(Data entries)
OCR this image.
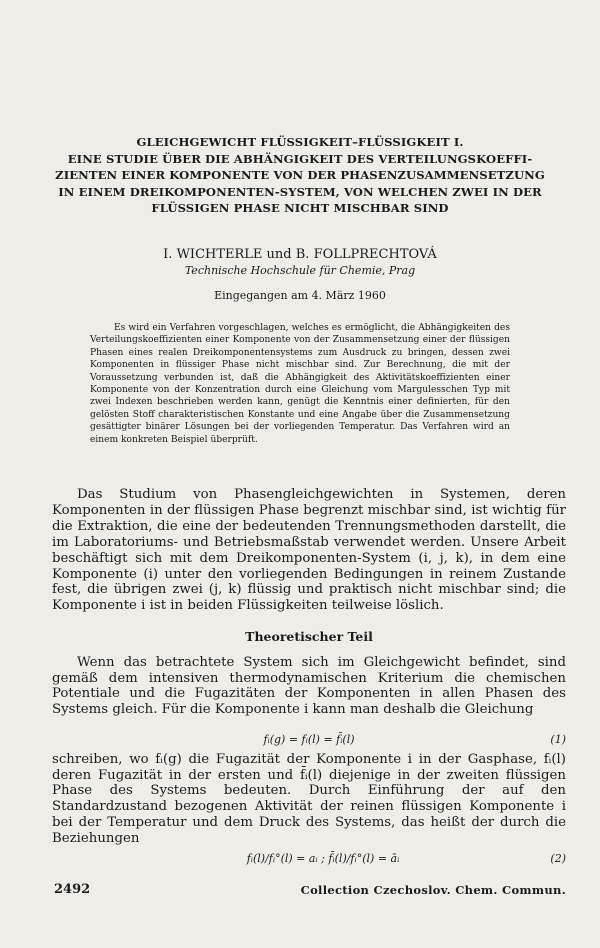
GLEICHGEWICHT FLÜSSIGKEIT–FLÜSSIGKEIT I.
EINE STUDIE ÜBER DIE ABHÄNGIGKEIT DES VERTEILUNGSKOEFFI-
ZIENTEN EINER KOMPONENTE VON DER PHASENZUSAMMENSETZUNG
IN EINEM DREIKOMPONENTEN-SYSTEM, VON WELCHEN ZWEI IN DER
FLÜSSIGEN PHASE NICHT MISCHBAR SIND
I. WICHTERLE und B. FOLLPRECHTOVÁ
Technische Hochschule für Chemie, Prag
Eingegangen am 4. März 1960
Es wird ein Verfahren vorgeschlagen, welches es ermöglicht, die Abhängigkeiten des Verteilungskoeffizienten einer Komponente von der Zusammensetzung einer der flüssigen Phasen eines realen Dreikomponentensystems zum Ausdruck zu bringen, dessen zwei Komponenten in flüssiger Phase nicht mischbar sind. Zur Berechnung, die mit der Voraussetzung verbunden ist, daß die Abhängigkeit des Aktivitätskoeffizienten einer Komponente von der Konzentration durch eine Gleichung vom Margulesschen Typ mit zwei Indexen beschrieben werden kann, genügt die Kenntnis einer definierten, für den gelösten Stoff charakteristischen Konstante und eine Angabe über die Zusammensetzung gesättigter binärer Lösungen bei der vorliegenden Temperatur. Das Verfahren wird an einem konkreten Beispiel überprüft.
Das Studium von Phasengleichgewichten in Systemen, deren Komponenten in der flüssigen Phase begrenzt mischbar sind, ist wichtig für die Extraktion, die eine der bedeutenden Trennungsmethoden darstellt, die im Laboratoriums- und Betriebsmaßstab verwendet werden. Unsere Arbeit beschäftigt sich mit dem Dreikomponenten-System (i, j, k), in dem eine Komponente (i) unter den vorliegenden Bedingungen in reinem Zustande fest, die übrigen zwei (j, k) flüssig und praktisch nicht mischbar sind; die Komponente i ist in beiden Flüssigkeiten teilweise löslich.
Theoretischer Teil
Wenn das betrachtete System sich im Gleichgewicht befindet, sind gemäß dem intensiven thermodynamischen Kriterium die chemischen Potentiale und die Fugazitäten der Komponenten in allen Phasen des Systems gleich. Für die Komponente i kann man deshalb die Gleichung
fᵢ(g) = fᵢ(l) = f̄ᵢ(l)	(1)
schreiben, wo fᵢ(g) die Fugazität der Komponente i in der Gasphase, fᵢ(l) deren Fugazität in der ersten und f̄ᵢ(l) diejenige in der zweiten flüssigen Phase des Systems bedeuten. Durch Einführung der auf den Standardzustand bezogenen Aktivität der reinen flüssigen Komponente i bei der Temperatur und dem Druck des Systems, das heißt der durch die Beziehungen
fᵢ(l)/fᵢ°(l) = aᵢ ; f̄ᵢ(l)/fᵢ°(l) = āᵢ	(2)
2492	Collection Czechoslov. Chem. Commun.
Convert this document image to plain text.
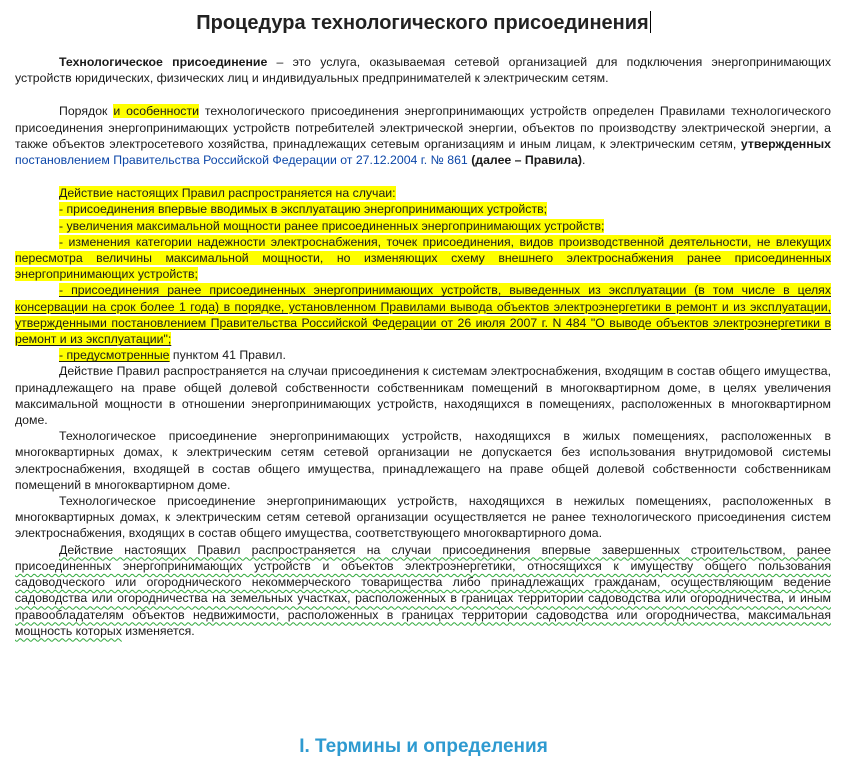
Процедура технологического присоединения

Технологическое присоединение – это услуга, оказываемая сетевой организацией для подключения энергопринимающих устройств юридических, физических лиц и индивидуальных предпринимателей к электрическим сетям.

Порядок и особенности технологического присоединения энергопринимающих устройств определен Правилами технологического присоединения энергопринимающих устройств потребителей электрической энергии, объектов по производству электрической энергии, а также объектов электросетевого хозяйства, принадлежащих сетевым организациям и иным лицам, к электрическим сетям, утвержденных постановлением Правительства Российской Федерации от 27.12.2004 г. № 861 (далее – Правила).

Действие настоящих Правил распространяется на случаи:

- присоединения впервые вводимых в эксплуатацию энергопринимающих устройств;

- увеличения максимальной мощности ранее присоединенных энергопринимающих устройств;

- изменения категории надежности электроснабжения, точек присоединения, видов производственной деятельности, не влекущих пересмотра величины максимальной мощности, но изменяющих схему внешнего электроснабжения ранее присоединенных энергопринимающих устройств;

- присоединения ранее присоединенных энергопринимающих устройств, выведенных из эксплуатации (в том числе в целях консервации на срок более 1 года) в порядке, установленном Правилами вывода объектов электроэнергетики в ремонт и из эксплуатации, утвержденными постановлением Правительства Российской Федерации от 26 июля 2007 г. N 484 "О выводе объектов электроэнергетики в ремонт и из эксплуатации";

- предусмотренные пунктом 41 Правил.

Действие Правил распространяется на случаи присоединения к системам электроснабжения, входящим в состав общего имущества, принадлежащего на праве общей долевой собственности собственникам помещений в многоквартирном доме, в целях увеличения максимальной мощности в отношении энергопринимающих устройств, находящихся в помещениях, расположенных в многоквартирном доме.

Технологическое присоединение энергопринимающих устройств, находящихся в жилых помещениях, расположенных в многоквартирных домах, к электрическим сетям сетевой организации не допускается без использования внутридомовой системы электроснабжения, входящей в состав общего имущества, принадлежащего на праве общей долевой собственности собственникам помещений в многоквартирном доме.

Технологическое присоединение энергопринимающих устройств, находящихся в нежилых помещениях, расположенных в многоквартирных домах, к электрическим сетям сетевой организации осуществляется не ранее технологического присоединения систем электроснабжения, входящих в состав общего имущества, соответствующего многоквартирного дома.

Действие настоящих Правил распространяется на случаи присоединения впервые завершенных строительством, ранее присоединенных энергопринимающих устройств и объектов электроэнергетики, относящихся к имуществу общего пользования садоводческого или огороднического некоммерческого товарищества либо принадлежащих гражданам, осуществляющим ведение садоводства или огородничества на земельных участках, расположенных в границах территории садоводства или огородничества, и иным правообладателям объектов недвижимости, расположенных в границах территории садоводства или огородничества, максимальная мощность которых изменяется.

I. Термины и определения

---

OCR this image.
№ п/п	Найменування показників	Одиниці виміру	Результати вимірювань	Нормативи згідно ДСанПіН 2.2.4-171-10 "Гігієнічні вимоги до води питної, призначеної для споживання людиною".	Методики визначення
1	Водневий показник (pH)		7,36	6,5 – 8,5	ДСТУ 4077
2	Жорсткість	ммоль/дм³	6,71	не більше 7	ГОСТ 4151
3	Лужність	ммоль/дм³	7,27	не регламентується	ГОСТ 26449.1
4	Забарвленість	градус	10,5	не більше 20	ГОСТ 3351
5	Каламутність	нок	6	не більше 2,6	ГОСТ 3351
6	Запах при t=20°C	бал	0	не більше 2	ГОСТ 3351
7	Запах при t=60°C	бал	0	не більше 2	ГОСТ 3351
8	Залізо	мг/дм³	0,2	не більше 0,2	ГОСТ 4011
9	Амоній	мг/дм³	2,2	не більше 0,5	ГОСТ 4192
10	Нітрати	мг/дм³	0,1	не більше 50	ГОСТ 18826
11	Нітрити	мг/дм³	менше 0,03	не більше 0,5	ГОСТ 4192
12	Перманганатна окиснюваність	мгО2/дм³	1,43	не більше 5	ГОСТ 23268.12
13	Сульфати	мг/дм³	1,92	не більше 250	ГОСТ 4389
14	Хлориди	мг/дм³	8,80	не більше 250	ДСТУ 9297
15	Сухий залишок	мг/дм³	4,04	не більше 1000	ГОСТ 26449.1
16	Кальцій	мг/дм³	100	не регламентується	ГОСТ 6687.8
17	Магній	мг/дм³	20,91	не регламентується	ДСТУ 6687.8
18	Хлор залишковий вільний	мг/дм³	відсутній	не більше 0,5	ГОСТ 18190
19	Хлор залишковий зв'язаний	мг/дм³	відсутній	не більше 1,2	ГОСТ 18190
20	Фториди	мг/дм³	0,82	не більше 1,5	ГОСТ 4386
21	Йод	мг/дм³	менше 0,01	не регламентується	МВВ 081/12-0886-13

Exercise description
How many lines in the listing above contain the string "durch"? Answer with the number only.

Answer to the problem
2